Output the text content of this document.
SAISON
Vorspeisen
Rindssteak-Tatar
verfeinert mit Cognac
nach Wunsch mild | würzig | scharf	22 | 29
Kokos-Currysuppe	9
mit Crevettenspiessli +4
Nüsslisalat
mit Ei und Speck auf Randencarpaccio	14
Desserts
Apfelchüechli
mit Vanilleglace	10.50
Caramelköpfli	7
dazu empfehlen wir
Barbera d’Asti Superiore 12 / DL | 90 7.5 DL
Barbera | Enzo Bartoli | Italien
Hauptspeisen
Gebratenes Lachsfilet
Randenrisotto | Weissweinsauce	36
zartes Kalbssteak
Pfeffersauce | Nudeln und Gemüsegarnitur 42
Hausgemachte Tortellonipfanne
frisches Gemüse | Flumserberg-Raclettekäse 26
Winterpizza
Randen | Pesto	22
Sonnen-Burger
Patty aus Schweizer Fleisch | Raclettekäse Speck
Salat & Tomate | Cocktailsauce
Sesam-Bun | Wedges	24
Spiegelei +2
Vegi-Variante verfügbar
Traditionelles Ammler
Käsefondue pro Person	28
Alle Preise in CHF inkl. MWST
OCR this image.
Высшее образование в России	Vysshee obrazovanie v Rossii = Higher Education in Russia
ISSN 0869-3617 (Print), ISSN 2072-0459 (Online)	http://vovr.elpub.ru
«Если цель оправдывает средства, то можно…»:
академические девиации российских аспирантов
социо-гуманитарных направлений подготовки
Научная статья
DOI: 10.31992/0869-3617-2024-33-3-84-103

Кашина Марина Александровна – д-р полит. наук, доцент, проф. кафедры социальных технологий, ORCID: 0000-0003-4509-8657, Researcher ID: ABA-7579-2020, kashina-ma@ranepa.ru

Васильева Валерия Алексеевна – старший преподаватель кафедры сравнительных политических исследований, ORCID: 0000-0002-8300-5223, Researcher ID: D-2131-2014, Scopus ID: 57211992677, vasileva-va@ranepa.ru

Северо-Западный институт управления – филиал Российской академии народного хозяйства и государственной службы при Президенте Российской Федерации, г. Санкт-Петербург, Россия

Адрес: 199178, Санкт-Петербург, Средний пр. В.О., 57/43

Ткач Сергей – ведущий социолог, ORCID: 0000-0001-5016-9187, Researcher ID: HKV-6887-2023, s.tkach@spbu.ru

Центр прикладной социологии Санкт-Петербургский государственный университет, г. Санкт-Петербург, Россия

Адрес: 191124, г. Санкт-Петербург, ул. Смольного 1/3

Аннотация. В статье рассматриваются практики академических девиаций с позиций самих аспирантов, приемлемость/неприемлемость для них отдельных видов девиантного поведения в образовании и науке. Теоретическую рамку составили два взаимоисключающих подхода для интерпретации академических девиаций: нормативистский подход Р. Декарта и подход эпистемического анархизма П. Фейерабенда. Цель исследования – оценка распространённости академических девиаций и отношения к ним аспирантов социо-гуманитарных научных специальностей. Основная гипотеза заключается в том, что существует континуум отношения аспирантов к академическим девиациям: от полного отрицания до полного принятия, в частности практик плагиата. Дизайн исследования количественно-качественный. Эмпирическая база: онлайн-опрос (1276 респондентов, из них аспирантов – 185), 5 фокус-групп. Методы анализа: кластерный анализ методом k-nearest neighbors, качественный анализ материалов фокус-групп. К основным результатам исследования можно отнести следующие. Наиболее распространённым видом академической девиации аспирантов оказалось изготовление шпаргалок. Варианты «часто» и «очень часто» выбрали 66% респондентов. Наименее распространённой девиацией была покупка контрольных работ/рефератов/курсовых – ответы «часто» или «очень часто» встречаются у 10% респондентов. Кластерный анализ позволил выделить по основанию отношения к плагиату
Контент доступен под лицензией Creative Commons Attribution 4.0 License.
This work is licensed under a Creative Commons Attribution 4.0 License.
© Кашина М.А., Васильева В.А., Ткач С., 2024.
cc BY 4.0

###

* Objective *
Return the listing above word for word.

* Output for this exercise *
Output the text content of this document.
SAISON
Vorspeisen
Rindssteak-Tatar
verfeinert mit Cognac
nach Wunsch mild | würzig | scharf	22 | 29
Kokos-Currysuppe	9
mit Crevettenspiessli +4
Nüsslisalat
mit Ei und Speck auf Randencarpaccio	14
Desserts
Apfelchüechli
mit Vanilleglace	10.50
Caramelköpfli	7
dazu empfehlen wir
Barbera d’Asti Superiore 12 / DL | 90 7.5 DL
Barbera | Enzo Bartoli | Italien
Hauptspeisen
Gebratenes Lachsfilet
Randenrisotto | Weissweinsauce	36
zartes Kalbssteak
Pfeffersauce | Nudeln und Gemüsegarnitur 42
Hausgemachte Tortellonipfanne
frisches Gemüse | Flumserberg-Raclettekäse 26
Winterpizza
Randen | Pesto	22
Sonnen-Burger
Patty aus Schweizer Fleisch | Raclettekäse Speck
Salat & Tomate | Cocktailsauce
Sesam-Bun | Wedges	24
Spiegelei +2
Vegi-Variante verfügbar
Traditionelles Ammler
Käsefondue pro Person	28
Alle Preise in CHF inkl. MWST
OCR this image.
Высшее образование в России	Vysshee obrazovanie v Rossii = Higher Education in Russia
ISSN 0869-3617 (Print), ISSN 2072-0459 (Online)	http://vovr.elpub.ru
«Если цель оправдывает средства, то можно…»:
академические девиации российских аспирантов
социо-гуманитарных направлений подготовки
Научная статья
DOI: 10.31992/0869-3617-2024-33-3-84-103

Кашина Марина Александровна – д-р полит. наук, доцент, проф. кафедры социальных технологий, ORCID: 0000-0003-4509-8657, Researcher ID: ABA-7579-2020, kashina-ma@ranepa.ru

Васильева Валерия Алексеевна – старший преподаватель кафедры сравнительных политических исследований, ORCID: 0000-0002-8300-5223, Researcher ID: D-2131-2014, Scopus ID: 57211992677, vasileva-va@ranepa.ru

Северо-Западный институт управления – филиал Российской академии народного хозяйства и государственной службы при Президенте Российской Федерации, г. Санкт-Петербург, Россия

Адрес: 199178, Санкт-Петербург, Средний пр. В.О., 57/43

Ткач Сергей – ведущий социолог, ORCID: 0000-0001-5016-9187, Researcher ID: HKV-6887-2023, s.tkach@spbu.ru

Центр прикладной социологии Санкт-Петербургский государственный университет, г. Санкт-Петербург, Россия

Адрес: 191124, г. Санкт-Петербург, ул. Смольного 1/3

Аннотация. В статье рассматриваются практики академических девиаций с позиций самих аспирантов, приемлемость/неприемлемость для них отдельных видов девиантного поведения в образовании и науке. Теоретическую рамку составили два взаимоисключающих подхода для интерпретации академических девиаций: нормативистский подход Р. Декарта и подход эпистемического анархизма П. Фейерабенда. Цель исследования – оценка распространённости академических девиаций и отношения к ним аспирантов социо-гуманитарных научных специальностей. Основная гипотеза заключается в том, что существует континуум отношения аспирантов к академическим девиациям: от полного отрицания до полного принятия, в частности практик плагиата. Дизайн исследования количественно-качественный. Эмпирическая база: онлайн-опрос (1276 респондентов, из них аспирантов – 185), 5 фокус-групп. Методы анализа: кластерный анализ методом k-nearest neighbors, качественный анализ материалов фокус-групп. К основным результатам исследования можно отнести следующие. Наиболее распространённым видом академической девиации аспирантов оказалось изготовление шпаргалок. Варианты «часто» и «очень часто» выбрали 66% респондентов. Наименее распространённой девиацией была покупка контрольных работ/рефератов/курсовых – ответы «часто» или «очень часто» встречаются у 10% респондентов. Кластерный анализ позволил выделить по основанию отношения к плагиату
Контент доступен под лицензией Creative Commons Attribution 4.0 License.
This work is licensed under a Creative Commons Attribution 4.0 License.
© Кашина М.А., Васильева В.А., Ткач С., 2024.
cc BY 4.0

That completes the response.